# Ausgangstext

▶

Die nicht vertragsgerechte Beratung – und die Entscheidung des Mandanten

Durchgreifenden rechtlichen Bedenken hatte der Bundesgerichtshof jedoch bei der Frage, ob und warum eine Kausalität zwischen der jeweiligen Pflichtverletzung und einem in der Zeichnung der Kapitalanlagen zu sehenden Schaden zu bejahen sei:

Die nicht vertragsgerechte Beratung – und die Entscheidung des Mandanten

Wie sich ein Mandant bei vertragsgerechter Beratung verhalten hätte, zählt zur haftungsausfüllenden Kausalität, die der Mandant nach § 287 ZPO zu beweisen hat. Nach der ständigen Rechtsprechung des Bundesgerichtshofs bestimmen sich in Fällen der Rechtsund Steuerberaterhaftung Beweiserleichterungen für den Ursachenzusammenhang zwischen Pflichtverletzung und Schaden zu Gunsten des Mandanten nach den Grundsätzen des Anscheinsbeweises. Vorausgesetzt ist ein Sachverhalt, der nach der Lebenserfahrung auf Grund objektiv deutlich für eine bestimmte Reaktion sprechender Umstände einer typisierenden Betrachtungsweise zugänglich ist. Dies ist anzunehmen, wenn bei zutreffender rechtlicher Beratung vom Standpunkt eines vernünftigen Betrachters aus allein eine Entscheidung nahegelegen hätte[1].

◀

# Aufgaben
a – Gib aus dem Text zur Beraterhaftung die Passage von „Wie sich ein“ bis „Entscheidung nahegelegen hätte[1].“ wortgetreu wieder.
b – Beantworte anhand des Textes zur Beraterhaftung:
(i) Bei welcher Frage hatte der Bundesgerichtshof durchgreifende rechtliche Bedenken?
(ii) Nach welcher Vorschrift hat der Mandant die haftungsausfüllende Kausalität zu beweisen?
(iii) Nach welchen Grundsätzen bestimmen sich die Beweiserleichterungen zugunsten des Mandanten?
c – Schreibe den Text zur Beraterhaftung im Anschluss an seinen letzten Satz weiter.
Die Daten braucht man hier nicht.

# Daten
▶

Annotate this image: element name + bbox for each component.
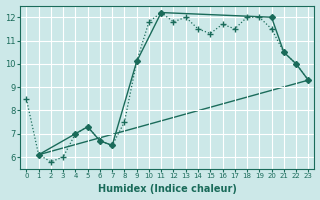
X-axis label: Humidex (Indice chaleur): Humidex (Indice chaleur) bbox=[98, 184, 237, 194]
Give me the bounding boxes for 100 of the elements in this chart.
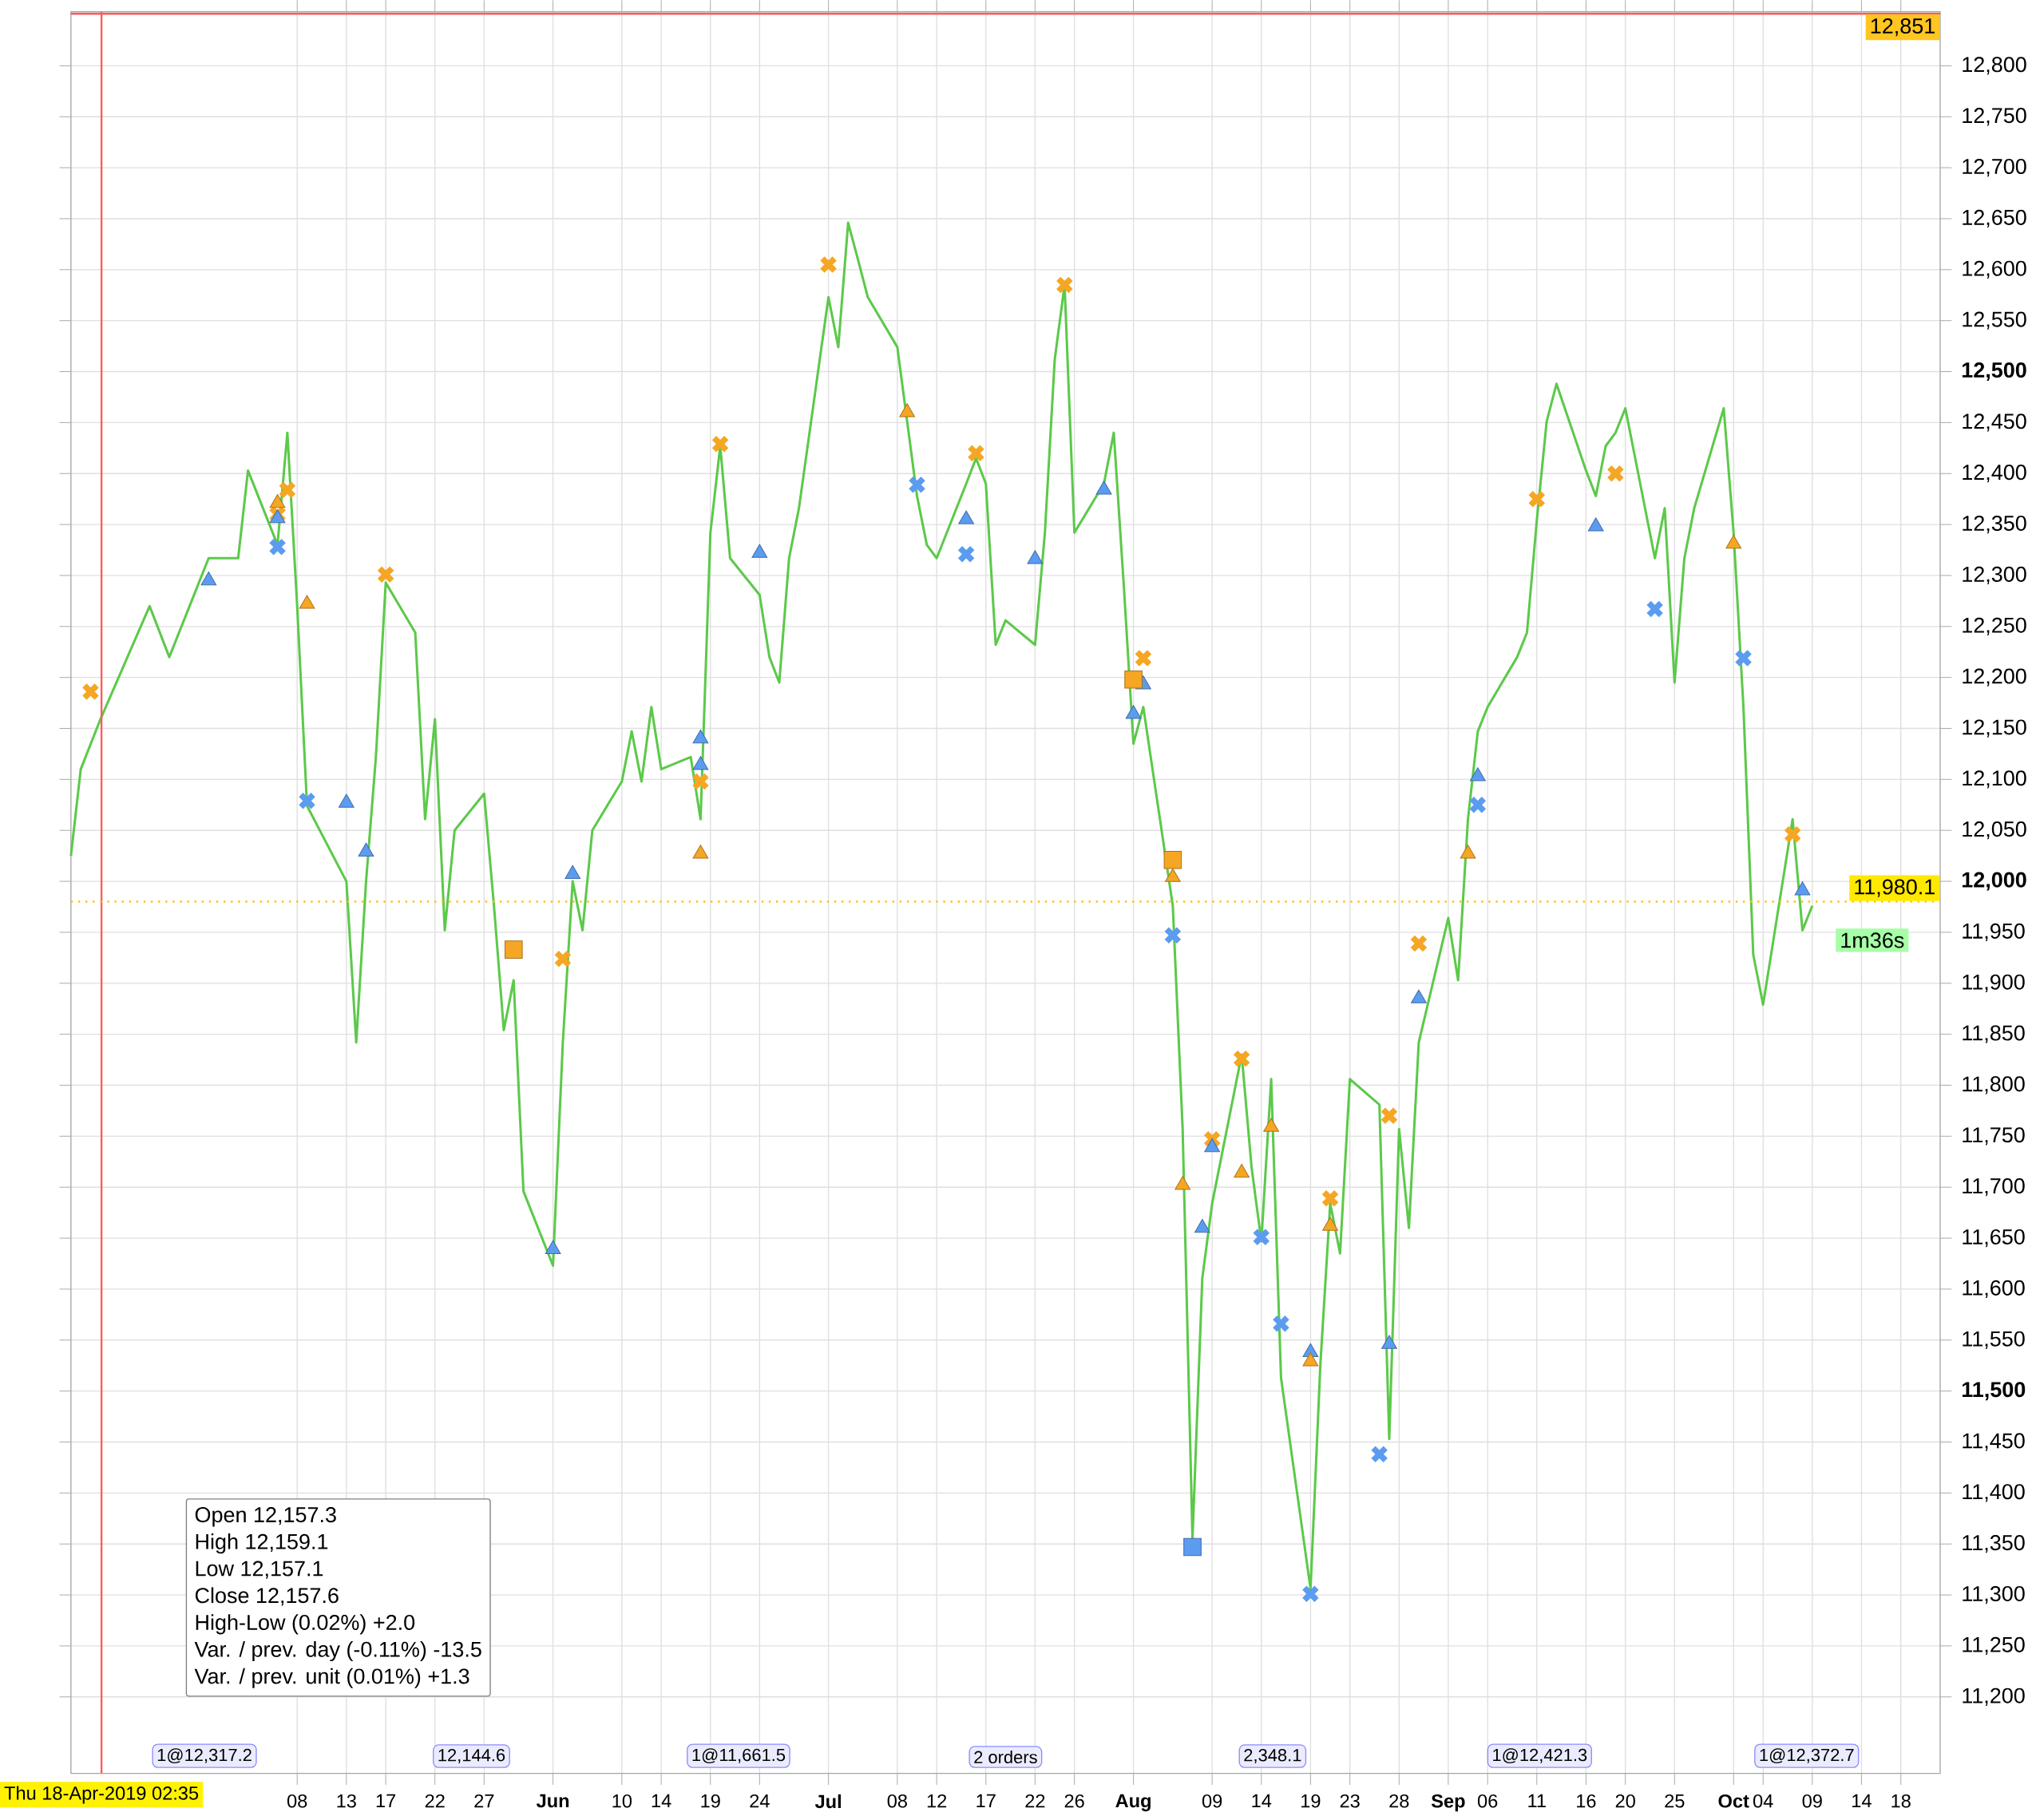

◀

# Lösungen
a –
Wie sich ein Mandant bei vertragsgerechter Beratung verhalten hätte, zählt zur haftungsausfüllenden Kausalität, die der Mandant nach § 287 ZPO zu beweisen hat. Nach der ständigen Rechtsprechung des Bundesgerichtshofs bestimmen sich in Fällen der Rechtsund Steuerberaterhaftung Beweiserleichterungen für den Ursachenzusammenhang zwischen Pflichtverletzung und Schaden zu Gunsten des Mandanten nach den Grundsätzen des Anscheinsbeweises. Vorausgesetzt ist ein Sachverhalt, der nach der Lebenserfahrung auf Grund objektiv deutlich für eine bestimmte Reaktion sprechender Umstände einer typisierenden Betrachtungsweise zugänglich ist. Dies ist anzunehmen, wenn bei zutreffender rechtlicher Beratung vom Standpunkt eines vernünftigen Betrachters aus allein eine Entscheidung nahegelegen hätte[1].

b –
(i) Bei der Frage, ob und warum eine Kausalität zwischen der jeweiligen Pflichtverletzung und einem in der Zeichnung der Kapitalanlagen zu sehenden Schaden zu bejahen sei.
(ii) Nach § 287 ZPO.
(iii) Nach den Grundsätzen des Anscheinsbeweises.

c –
Die auf anderem Gebiet und auch zur Anlageberatung ergangene Rechtsprechung, wonach zu Lasten des Anlageberaters eine zur Beweislastumkehr führende widerlegbare tatsächliche Vermutung bestehe, dass der Schaden bei pflichtgemäßer Aufklärung nicht eingetreten wäre, findet wie der Bundesgerichtshof wiederholt entschieden hat für die Rechtsund Steuerberaterhaftung keine Anwendung; sie kann in diesem Bereich nicht mit dem besonderen Schutzzweck der Aufklärungspflicht gerechtfertigt werden und führt nicht zu einer angemessenen Risikoverteilung zwischen rechtlichem Berater und Mandanten[2].

Hieran wird für Fälle der vorliegenden Art festgehalten. Dem Steuerberater wird nicht die Verletzung einer aus einer Anlageberatung oder einer Anlagevermittlung resultierenden Pflicht zur Last gelegt, sondern einer speziell aus dem Mandat und den Aufgaben des Steuerberaters abzuleitenden Aufklärungspflicht.

Es hätte daher dem Mandanten oblegen, darzutun und gegebenenfalls zu beweisen, wie er sich bei pflichtgemäßer Aufklärung über die mit der A. bestehenden wirtschaftlichen Verflechtungen verhalten hätte. Hierbei kann sich der Mandant auf Beweiserleichterungen im Sinne eines Anscheinsbeweises nicht berufen.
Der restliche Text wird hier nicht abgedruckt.